• _The exercise_:
Print the full listing exactly.

↓↓↓

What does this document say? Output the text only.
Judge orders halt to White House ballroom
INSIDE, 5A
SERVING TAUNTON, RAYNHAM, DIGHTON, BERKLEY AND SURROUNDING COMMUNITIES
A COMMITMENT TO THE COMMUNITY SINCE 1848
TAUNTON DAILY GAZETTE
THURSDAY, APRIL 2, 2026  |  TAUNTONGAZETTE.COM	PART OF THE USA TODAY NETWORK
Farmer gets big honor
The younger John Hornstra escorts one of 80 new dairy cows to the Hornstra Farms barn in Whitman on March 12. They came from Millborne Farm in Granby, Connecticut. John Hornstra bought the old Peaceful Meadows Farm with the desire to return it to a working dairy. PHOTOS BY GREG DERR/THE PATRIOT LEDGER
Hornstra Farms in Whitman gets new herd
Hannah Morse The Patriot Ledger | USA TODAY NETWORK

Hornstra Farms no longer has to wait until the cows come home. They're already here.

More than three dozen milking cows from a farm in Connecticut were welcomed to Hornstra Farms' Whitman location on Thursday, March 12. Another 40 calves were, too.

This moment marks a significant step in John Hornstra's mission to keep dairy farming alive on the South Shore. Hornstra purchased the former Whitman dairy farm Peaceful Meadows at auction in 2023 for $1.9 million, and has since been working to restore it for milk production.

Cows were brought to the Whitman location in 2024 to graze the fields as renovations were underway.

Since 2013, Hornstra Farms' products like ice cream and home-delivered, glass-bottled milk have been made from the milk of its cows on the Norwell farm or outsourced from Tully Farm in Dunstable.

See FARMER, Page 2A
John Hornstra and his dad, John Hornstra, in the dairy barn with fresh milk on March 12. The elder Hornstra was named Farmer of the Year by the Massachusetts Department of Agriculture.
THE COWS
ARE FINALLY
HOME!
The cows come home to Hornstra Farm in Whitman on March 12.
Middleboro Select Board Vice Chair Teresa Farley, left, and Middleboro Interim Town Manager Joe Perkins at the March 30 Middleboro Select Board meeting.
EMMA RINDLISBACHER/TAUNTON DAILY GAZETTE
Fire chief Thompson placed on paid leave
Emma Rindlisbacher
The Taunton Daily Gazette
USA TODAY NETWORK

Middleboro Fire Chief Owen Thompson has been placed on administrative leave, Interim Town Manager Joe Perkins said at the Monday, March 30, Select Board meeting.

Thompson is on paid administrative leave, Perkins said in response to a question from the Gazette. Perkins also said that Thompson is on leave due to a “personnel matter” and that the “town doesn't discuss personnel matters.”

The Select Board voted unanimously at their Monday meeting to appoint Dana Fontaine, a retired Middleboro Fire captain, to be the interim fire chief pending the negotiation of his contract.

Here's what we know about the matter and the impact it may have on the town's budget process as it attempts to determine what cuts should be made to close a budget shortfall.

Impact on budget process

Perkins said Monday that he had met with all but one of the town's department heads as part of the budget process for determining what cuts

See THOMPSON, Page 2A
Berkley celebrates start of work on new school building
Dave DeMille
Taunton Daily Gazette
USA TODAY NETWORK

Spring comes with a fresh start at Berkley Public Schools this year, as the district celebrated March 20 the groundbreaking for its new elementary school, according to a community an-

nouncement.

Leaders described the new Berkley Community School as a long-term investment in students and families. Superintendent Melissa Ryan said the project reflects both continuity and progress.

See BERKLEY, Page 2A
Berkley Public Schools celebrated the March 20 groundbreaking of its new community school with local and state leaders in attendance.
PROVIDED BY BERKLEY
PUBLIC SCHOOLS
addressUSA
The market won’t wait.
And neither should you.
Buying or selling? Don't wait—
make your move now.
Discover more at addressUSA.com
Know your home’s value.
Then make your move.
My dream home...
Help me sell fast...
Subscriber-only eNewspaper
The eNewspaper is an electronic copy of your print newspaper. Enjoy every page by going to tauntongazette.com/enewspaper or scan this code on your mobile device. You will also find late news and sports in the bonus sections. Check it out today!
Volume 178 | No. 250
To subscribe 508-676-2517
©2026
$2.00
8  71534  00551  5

↑↑↑

• _Response to the exercise_:
What does this document say? Output the text only.
Judge orders halt to White House ballroom
INSIDE, 5A
SERVING TAUNTON, RAYNHAM, DIGHTON, BERKLEY AND SURROUNDING COMMUNITIES
A COMMITMENT TO THE COMMUNITY SINCE 1848
TAUNTON DAILY GAZETTE
THURSDAY, APRIL 2, 2026  |  TAUNTONGAZETTE.COM	PART OF THE USA TODAY NETWORK
Farmer gets big honor
The younger John Hornstra escorts one of 80 new dairy cows to the Hornstra Farms barn in Whitman on March 12. They came from Millborne Farm in Granby, Connecticut. John Hornstra bought the old Peaceful Meadows Farm with the desire to return it to a working dairy. PHOTOS BY GREG DERR/THE PATRIOT LEDGER
Hornstra Farms in Whitman gets new herd
Hannah Morse The Patriot Ledger | USA TODAY NETWORK

Hornstra Farms no longer has to wait until the cows come home. They're already here.

More than three dozen milking cows from a farm in Connecticut were welcomed to Hornstra Farms' Whitman location on Thursday, March 12. Another 40 calves were, too.

This moment marks a significant step in John Hornstra's mission to keep dairy farming alive on the South Shore. Hornstra purchased the former Whitman dairy farm Peaceful Meadows at auction in 2023 for $1.9 million, and has since been working to restore it for milk production.

Cows were brought to the Whitman location in 2024 to graze the fields as renovations were underway.

Since 2013, Hornstra Farms' products like ice cream and home-delivered, glass-bottled milk have been made from the milk of its cows on the Norwell farm or outsourced from Tully Farm in Dunstable.

See FARMER, Page 2A
John Hornstra and his dad, John Hornstra, in the dairy barn with fresh milk on March 12. The elder Hornstra was named Farmer of the Year by the Massachusetts Department of Agriculture.
THE COWS
ARE FINALLY
HOME!
The cows come home to Hornstra Farm in Whitman on March 12.
Middleboro Select Board Vice Chair Teresa Farley, left, and Middleboro Interim Town Manager Joe Perkins at the March 30 Middleboro Select Board meeting.
EMMA RINDLISBACHER/TAUNTON DAILY GAZETTE
Fire chief Thompson placed on paid leave
Emma Rindlisbacher
The Taunton Daily Gazette
USA TODAY NETWORK

Middleboro Fire Chief Owen Thompson has been placed on administrative leave, Interim Town Manager Joe Perkins said at the Monday, March 30, Select Board meeting.

Thompson is on paid administrative leave, Perkins said in response to a question from the Gazette. Perkins also said that Thompson is on leave due to a “personnel matter” and that the “town doesn't discuss personnel matters.”

The Select Board voted unanimously at their Monday meeting to appoint Dana Fontaine, a retired Middleboro Fire captain, to be the interim fire chief pending the negotiation of his contract.

Here's what we know about the matter and the impact it may have on the town's budget process as it attempts to determine what cuts should be made to close a budget shortfall.

Impact on budget process

Perkins said Monday that he had met with all but one of the town's department heads as part of the budget process for determining what cuts

See THOMPSON, Page 2A
Berkley celebrates start of work on new school building
Dave DeMille
Taunton Daily Gazette
USA TODAY NETWORK

Spring comes with a fresh start at Berkley Public Schools this year, as the district celebrated March 20 the groundbreaking for its new elementary school, according to a community an-

nouncement.

Leaders described the new Berkley Community School as a long-term investment in students and families. Superintendent Melissa Ryan said the project reflects both continuity and progress.

See BERKLEY, Page 2A
Berkley Public Schools celebrated the March 20 groundbreaking of its new community school with local and state leaders in attendance.
PROVIDED BY BERKLEY
PUBLIC SCHOOLS
addressUSA
The market won’t wait.
And neither should you.
Buying or selling? Don't wait—
make your move now.
Discover more at addressUSA.com
Know your home’s value.
Then make your move.
My dream home...
Help me sell fast...
Subscriber-only eNewspaper
The eNewspaper is an electronic copy of your print newspaper. Enjoy every page by going to tauntongazette.com/enewspaper or scan this code on your mobile device. You will also find late news and sports in the bonus sections. Check it out today!
Volume 178 | No. 250
To subscribe 508-676-2517
©2026
$2.00
8  71534  00551  5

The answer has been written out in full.